__DATA FOR THIS EXERCISE__
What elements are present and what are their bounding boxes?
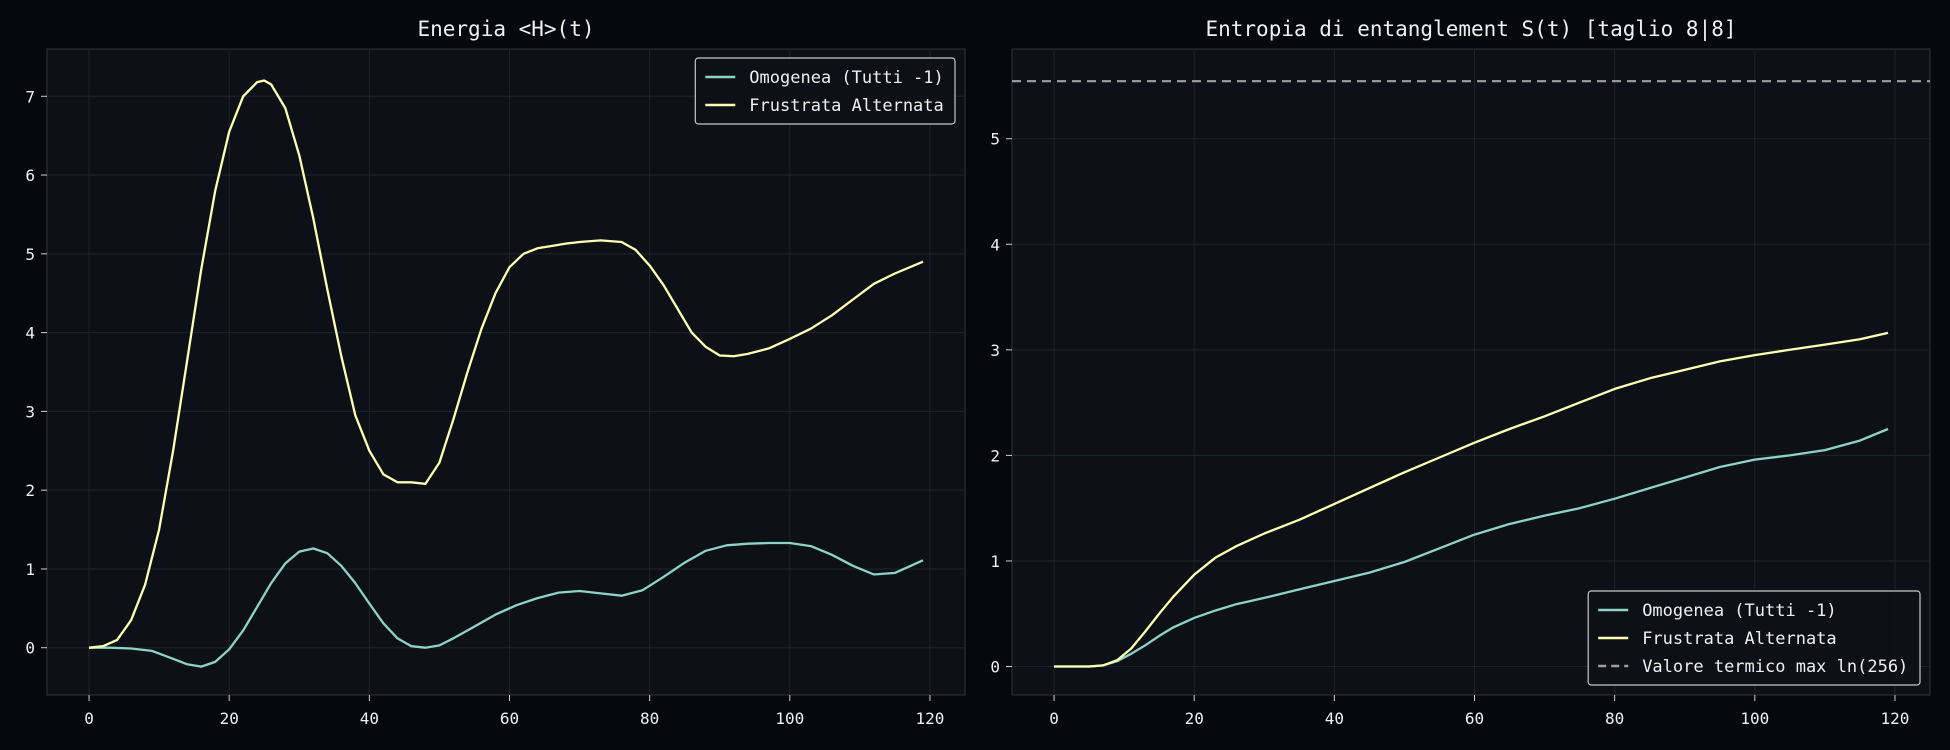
- energy-legend-label: Omogenea (Tutti -1): [749, 68, 943, 88]
- entropy-plot-area: [1011, 48, 1931, 696]
- energy-ticks: 0 20 40 60 80 100 120 0 1 2 3 4 5 6 7: [25, 87, 944, 728]
- energy-x-tick-label: 80: [640, 709, 659, 728]
- entropy-x-tick-label: 100: [1740, 709, 1769, 728]
- entropy-y-tick-label: 1: [990, 552, 1000, 571]
- entropy-x-tick-label: 60: [1465, 709, 1484, 728]
- energy-y-tick-label: 5: [25, 245, 35, 264]
- entropy-series-2-line: [1054, 331, 1889, 668]
- entropy-x-tick-label: 20: [1185, 709, 1204, 728]
- entropy-legend-label: Frustrata Alternata: [1642, 629, 1836, 649]
- energy-legend-label: Frustrata Alternata: [749, 96, 943, 116]
- entropy-y-tick-label: 0: [990, 658, 1000, 677]
- entropy-ticks: 0 20 40 60 80 100 120 0 1 2 3 4 5: [990, 130, 1909, 728]
- energy-chart: 0 20 40 60 80 100 120 0 1 2 3 4 5 6 7 Energia <H>(t) O…: [25, 17, 966, 728]
- entropy-legend-label: Omogenea (Tutti -1): [1642, 601, 1836, 621]
- entropy-legend: Omogenea (Tutti -1) Frustrata Alternata Va…: [1587, 590, 1921, 686]
- energy-y-tick-label: 0: [25, 639, 35, 658]
- energy-x-tick-label: 40: [360, 709, 379, 728]
- entropy-grid: [1012, 49, 1930, 695]
- entropy-x-tick-label: 40: [1325, 709, 1344, 728]
- energy-legend-box: [694, 57, 956, 125]
- energy-legend: Omogenea (Tutti -1) Frustrata Alternata: [694, 57, 956, 125]
- energy-series-1-line: [89, 541, 924, 668]
- energy-plot-area: [46, 48, 966, 696]
- entropy-chart: 0 20 40 60 80 100 120 0 1 2 3 4 5 Entropia di entang…: [990, 17, 1931, 728]
- entropy-y-tick-label: 5: [990, 130, 1000, 149]
- entropy-x-tick-label: 0: [1049, 709, 1059, 728]
- entropy-series: [1012, 80, 1930, 668]
- entropy-y-tick-label: 4: [990, 235, 1000, 254]
- entropy-chart-title: Entropia di entanglement S(t) [taglio 8|…: [1205, 17, 1736, 42]
- energy-y-tick-label: 2: [25, 481, 35, 500]
- entropy-legend-box: [1587, 590, 1921, 686]
- entropy-y-tick-label: 3: [990, 341, 1000, 360]
- energy-x-tick-label: 0: [84, 709, 94, 728]
- energy-grid: [47, 49, 965, 695]
- energy-x-tick-label: 20: [220, 709, 239, 728]
- energy-x-tick-label: 60: [500, 709, 519, 728]
- energy-y-tick-label: 3: [25, 402, 35, 421]
- energy-y-tick-label: 1: [25, 560, 35, 579]
- entropy-series-1-line: [1054, 427, 1889, 668]
- energy-x-tick-label: 100: [775, 709, 804, 728]
- entropy-y-tick-label: 2: [990, 446, 1000, 465]
- energy-series: [88, 79, 924, 668]
- energy-y-tick-label: 7: [25, 87, 35, 106]
- entropy-x-tick-label: 80: [1605, 709, 1624, 728]
- energy-x-tick-label: 120: [916, 709, 945, 728]
- energy-y-tick-label: 4: [25, 324, 35, 343]
- entropy-legend-label: Valore termico max ln(256): [1642, 657, 1908, 677]
- entropy-x-tick-label: 120: [1881, 709, 1910, 728]
- energy-series-2-line: [88, 79, 924, 649]
- energy-chart-title: Energia <H>(t): [417, 17, 594, 41]
- energy-y-tick-label: 6: [25, 166, 35, 185]
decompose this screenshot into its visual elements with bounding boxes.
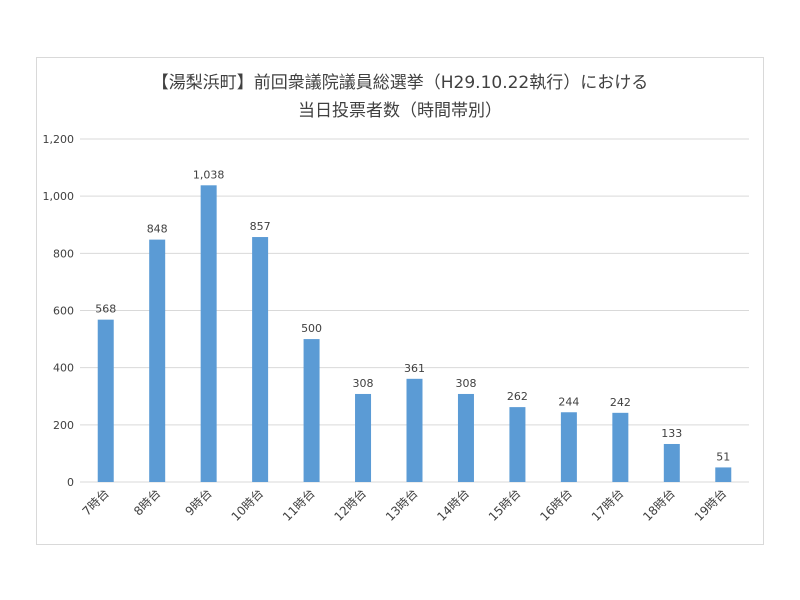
bar xyxy=(303,339,320,482)
bar xyxy=(355,393,372,482)
bar xyxy=(560,412,577,482)
y-tick-label: 200 xyxy=(53,419,74,432)
y-tick-label: 0 xyxy=(67,476,74,489)
data-label: 361 xyxy=(404,362,425,375)
x-tick-label: 9時台 xyxy=(182,486,215,519)
data-label: 51 xyxy=(716,450,730,463)
y-axis-ticks: 0 200 400 600 800 1,000 1,200 xyxy=(43,133,75,489)
bar xyxy=(149,239,166,482)
bar xyxy=(406,378,423,482)
bar xyxy=(200,185,217,482)
data-label: 308 xyxy=(455,377,476,390)
x-tick-label: 10時台 xyxy=(228,486,266,524)
bar xyxy=(663,443,680,482)
bar xyxy=(509,407,526,482)
x-tick-label: 8時台 xyxy=(130,486,163,519)
data-label: 262 xyxy=(507,390,528,403)
y-tick-label: 1,000 xyxy=(43,190,75,203)
x-tick-label: 14時台 xyxy=(434,486,472,524)
chart-title: 【湯梨浜町】前回衆議院議員総選挙（H29.10.22執行）における xyxy=(151,73,649,93)
x-tick-label: 18時台 xyxy=(640,486,678,524)
data-label: 308 xyxy=(353,377,374,390)
data-label: 1,038 xyxy=(193,168,225,181)
y-tick-label: 600 xyxy=(53,305,74,318)
x-tick-label: 13時台 xyxy=(382,486,420,524)
data-label: 848 xyxy=(147,223,168,236)
y-tick-label: 400 xyxy=(53,362,74,375)
x-tick-label: 12時台 xyxy=(331,486,369,524)
data-label: 568 xyxy=(95,303,116,316)
gridlines xyxy=(80,138,749,483)
data-label: 244 xyxy=(558,395,579,408)
data-label: 857 xyxy=(250,220,271,233)
x-tick-label: 15時台 xyxy=(485,486,523,524)
x-tick-label: 16時台 xyxy=(537,486,575,524)
bar xyxy=(252,237,269,482)
data-label: 242 xyxy=(610,396,631,409)
y-tick-label: 1,200 xyxy=(43,133,75,146)
x-tick-label: 19時台 xyxy=(691,486,729,524)
x-tick-label: 7時台 xyxy=(79,486,112,519)
data-label: 133 xyxy=(661,427,682,440)
x-tick-label: 11時台 xyxy=(279,486,317,524)
bar xyxy=(715,467,732,482)
bar xyxy=(97,319,114,482)
chart-subtitle: 当日投票者数（時間帯別） xyxy=(298,101,502,121)
data-label: 500 xyxy=(301,322,322,335)
bar xyxy=(457,393,474,482)
bars xyxy=(97,185,732,482)
data-labels: 568 848 1,038 857 500 308 361 308 262 244 242 133 51 xyxy=(95,168,730,463)
x-axis-ticks: 7時台 8時台 9時台 10時台 11時台 12時台 13時台 14時台 15時台 16時台 17時… xyxy=(79,486,730,524)
bar xyxy=(612,412,629,482)
y-tick-label: 800 xyxy=(53,247,74,260)
x-tick-label: 17時台 xyxy=(588,486,626,524)
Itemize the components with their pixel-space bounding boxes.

__EXERCISE OBJECTIVE__
Copy the lines of the first item that run from the line containing "- energy-legend-label: Omogenea" through the line containing "- energy-y-tick-label: 0: [25, 639, 35, 658]", both included.

__ANSWER TO THIS EXERCISE__
- energy-legend-label: Omogenea (Tutti -1): [749, 68, 943, 88]
- entropy-plot-area: [1011, 48, 1931, 696]
- energy-ticks: 0 20 40 60 80 100 120 0 1 2 3 4 5 6 7: [25, 87, 944, 728]
- energy-x-tick-label: 80: [640, 709, 659, 728]
- entropy-x-tick-label: 100: [1740, 709, 1769, 728]
- entropy-y-tick-label: 1: [990, 552, 1000, 571]
- entropy-x-tick-label: 60: [1465, 709, 1484, 728]
- energy-y-tick-label: 5: [25, 245, 35, 264]
- entropy-series-2-line: [1054, 331, 1889, 668]
- entropy-x-tick-label: 20: [1185, 709, 1204, 728]
- entropy-legend-label: Frustrata Alternata: [1642, 629, 1836, 649]
- energy-legend-label: Frustrata Alternata: [749, 96, 943, 116]
- entropy-y-tick-label: 0: [990, 658, 1000, 677]
- entropy-ticks: 0 20 40 60 80 100 120 0 1 2 3 4 5: [990, 130, 1909, 728]
- energy-chart: 0 20 40 60 80 100 120 0 1 2 3 4 5 6 7 Energia <H>(t) O…: [25, 17, 966, 728]
- entropy-legend-label: Omogenea (Tutti -1): [1642, 601, 1836, 621]
- entropy-legend: Omogenea (Tutti -1) Frustrata Alternata Va…: [1587, 590, 1921, 686]
- energy-y-tick-label: 0: [25, 639, 35, 658]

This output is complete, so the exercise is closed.